__SHORT EXERCISE__
Go through the material below and copy each line where the word "opération" appears.

__SUPPLIED MATERIAL__

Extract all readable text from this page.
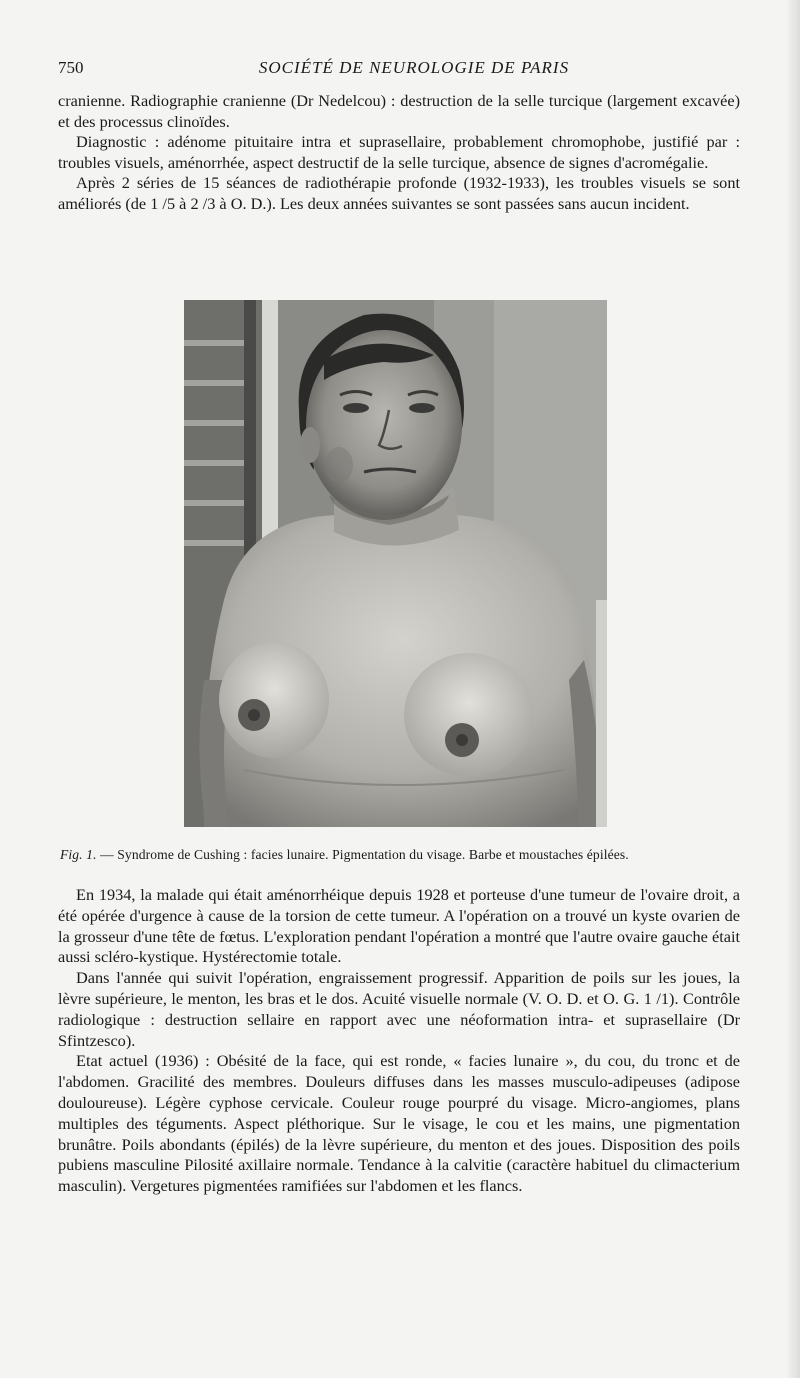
750	SOCIÉTÉ DE NEUROLOGIE DE PARIS

cranienne. Radiographie cranienne (Dr Nedelcou) : destruction de la selle turcique (largement excavée) et des processus clinoïdes.

Diagnostic : adénome pituitaire intra et suprasellaire, probablement chromophobe, justifié par : troubles visuels, aménorrhée, aspect destructif de la selle turcique, absence de signes d'acromégalie.

Après 2 séries de 15 séances de radiothérapie profonde (1932-1933), les troubles visuels se sont améliorés (de 1 /5 à 2 /3 à O. D.). Les deux années suivantes se sont passées sans aucun incident.

Fig. 1. — Syndrome de Cushing : facies lunaire. Pigmentation du visage. Barbe et moustaches épilées.

En 1934, la malade qui était aménorrhéique depuis 1928 et porteuse d'une tumeur de l'ovaire droit, a été opérée d'urgence à cause de la torsion de cette tumeur. A l'opération on a trouvé un kyste ovarien de la grosseur d'une tête de fœtus. L'exploration pendant l'opération a montré que l'autre ovaire gauche était aussi scléro-kystique. Hystérectomie totale.

Dans l'année qui suivit l'opération, engraissement progressif. Apparition de poils sur les joues, la lèvre supérieure, le menton, les bras et le dos. Acuité visuelle normale (V. O. D. et O. G. 1 /1). Contrôle radiologique : destruction sellaire en rapport avec une néoformation intra- et suprasellaire (Dr Sfintzesco).

Etat actuel (1936) : Obésité de la face, qui est ronde, « facies lunaire », du cou, du tronc et de l'abdomen. Gracilité des membres. Douleurs diffuses dans les masses musculo-adipeuses (adipose douloureuse). Légère cyphose cervicale. Couleur rouge pourpré du visage. Micro-angiomes, plans multiples des téguments. Aspect pléthorique. Sur le visage, le cou et les mains, une pigmentation brunâtre. Poils abondants (épilés) de la lèvre supérieure, du menton et des joues. Disposition des poils pubiens masculine Pilosité axillaire normale. Tendance à la calvitie (caractère habituel du climacterium masculin). Vergetures pigmentées ramifiées sur l'abdomen et les flancs.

__CORRECT RESPONSE__
En 1934, la malade qui était aménorrhéique depuis 1928 et porteuse d'une tumeur de l'ovaire droit, a été opérée d'urgence à cause de la torsion de cette tumeur. A l'opération on a trouvé un kyste ovarien de la grosseur d'une tête de fœtus. L'exploration pendant l'opération a montré que l'autre ovaire gauche était aussi scléro-kystique. Hystérectomie totale.
Dans l'année qui suivit l'opération, engraissement progressif. Apparition de poils sur les joues, la lèvre supérieure, le menton, les bras et le dos. Acuité visuelle normale (V. O. D. et O. G. 1 /1). Contrôle radiologique : destruction sellaire en rapport avec une néoformation intra- et suprasellaire (Dr Sfintzesco).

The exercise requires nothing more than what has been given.